▶ Exercise materials
↓↓↓

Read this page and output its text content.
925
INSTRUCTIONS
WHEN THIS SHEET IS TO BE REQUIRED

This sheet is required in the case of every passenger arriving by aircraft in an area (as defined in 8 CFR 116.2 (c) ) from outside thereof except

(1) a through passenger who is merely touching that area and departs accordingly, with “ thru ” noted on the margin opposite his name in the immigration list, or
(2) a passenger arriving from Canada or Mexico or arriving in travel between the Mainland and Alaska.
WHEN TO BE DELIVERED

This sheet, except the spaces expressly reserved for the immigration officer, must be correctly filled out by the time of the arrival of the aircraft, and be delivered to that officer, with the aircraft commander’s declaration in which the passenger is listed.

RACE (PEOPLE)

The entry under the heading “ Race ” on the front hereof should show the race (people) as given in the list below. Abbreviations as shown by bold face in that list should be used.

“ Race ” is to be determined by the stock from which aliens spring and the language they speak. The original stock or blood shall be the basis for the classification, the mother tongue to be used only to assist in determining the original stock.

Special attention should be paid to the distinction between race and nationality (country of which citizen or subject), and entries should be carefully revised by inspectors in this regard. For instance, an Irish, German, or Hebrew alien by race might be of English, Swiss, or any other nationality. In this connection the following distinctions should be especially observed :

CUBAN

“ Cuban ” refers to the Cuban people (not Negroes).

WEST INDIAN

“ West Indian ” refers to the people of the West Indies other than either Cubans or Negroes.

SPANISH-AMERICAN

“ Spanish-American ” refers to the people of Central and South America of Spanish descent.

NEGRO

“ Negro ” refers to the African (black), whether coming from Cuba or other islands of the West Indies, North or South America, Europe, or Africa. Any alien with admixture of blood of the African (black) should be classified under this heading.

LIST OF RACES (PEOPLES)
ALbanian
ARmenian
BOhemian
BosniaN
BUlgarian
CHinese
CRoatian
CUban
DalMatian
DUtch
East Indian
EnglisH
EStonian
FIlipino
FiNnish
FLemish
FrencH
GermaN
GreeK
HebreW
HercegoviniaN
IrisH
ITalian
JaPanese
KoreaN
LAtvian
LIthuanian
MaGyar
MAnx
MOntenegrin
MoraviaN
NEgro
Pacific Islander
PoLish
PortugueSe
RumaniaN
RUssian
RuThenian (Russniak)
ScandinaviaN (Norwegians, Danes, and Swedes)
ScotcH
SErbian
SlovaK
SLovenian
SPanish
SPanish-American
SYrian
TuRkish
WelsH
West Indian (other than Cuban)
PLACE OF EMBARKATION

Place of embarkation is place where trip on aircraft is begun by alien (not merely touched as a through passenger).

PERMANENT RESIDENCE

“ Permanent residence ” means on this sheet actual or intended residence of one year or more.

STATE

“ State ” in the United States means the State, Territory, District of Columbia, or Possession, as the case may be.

↑↑↑

▶ Given task
Repeat the records above exactly, from the first line to the last.

▶ Answer for this exercise
Read this page and output its text content.
925
INSTRUCTIONS
WHEN THIS SHEET IS TO BE REQUIRED

This sheet is required in the case of every passenger arriving by aircraft in an area (as defined in 8 CFR 116.2 (c) ) from outside thereof except

(1) a through passenger who is merely touching that area and departs accordingly, with “ thru ” noted on the margin opposite his name in the immigration list, or
(2) a passenger arriving from Canada or Mexico or arriving in travel between the Mainland and Alaska.
WHEN TO BE DELIVERED

This sheet, except the spaces expressly reserved for the immigration officer, must be correctly filled out by the time of the arrival of the aircraft, and be delivered to that officer, with the aircraft commander’s declaration in which the passenger is listed.

RACE (PEOPLE)

The entry under the heading “ Race ” on the front hereof should show the race (people) as given in the list below. Abbreviations as shown by bold face in that list should be used.

“ Race ” is to be determined by the stock from which aliens spring and the language they speak. The original stock or blood shall be the basis for the classification, the mother tongue to be used only to assist in determining the original stock.

Special attention should be paid to the distinction between race and nationality (country of which citizen or subject), and entries should be carefully revised by inspectors in this regard. For instance, an Irish, German, or Hebrew alien by race might be of English, Swiss, or any other nationality. In this connection the following distinctions should be especially observed :

CUBAN

“ Cuban ” refers to the Cuban people (not Negroes).

WEST INDIAN

“ West Indian ” refers to the people of the West Indies other than either Cubans or Negroes.

SPANISH-AMERICAN

“ Spanish-American ” refers to the people of Central and South America of Spanish descent.

NEGRO

“ Negro ” refers to the African (black), whether coming from Cuba or other islands of the West Indies, North or South America, Europe, or Africa. Any alien with admixture of blood of the African (black) should be classified under this heading.

LIST OF RACES (PEOPLES)
ALbanian
ARmenian
BOhemian
BosniaN
BUlgarian
CHinese
CRoatian
CUban
DalMatian
DUtch
East Indian
EnglisH
EStonian
FIlipino
FiNnish
FLemish
FrencH
GermaN
GreeK
HebreW
HercegoviniaN
IrisH
ITalian
JaPanese
KoreaN
LAtvian
LIthuanian
MaGyar
MAnx
MOntenegrin
MoraviaN
NEgro
Pacific Islander
PoLish
PortugueSe
RumaniaN
RUssian
RuThenian (Russniak)
ScandinaviaN (Norwegians, Danes, and Swedes)
ScotcH
SErbian
SlovaK
SLovenian
SPanish
SPanish-American
SYrian
TuRkish
WelsH
West Indian (other than Cuban)
PLACE OF EMBARKATION

Place of embarkation is place where trip on aircraft is begun by alien (not merely touched as a through passenger).

PERMANENT RESIDENCE

“ Permanent residence ” means on this sheet actual or intended residence of one year or more.

STATE

“ State ” in the United States means the State, Territory, District of Columbia, or Possession, as the case may be.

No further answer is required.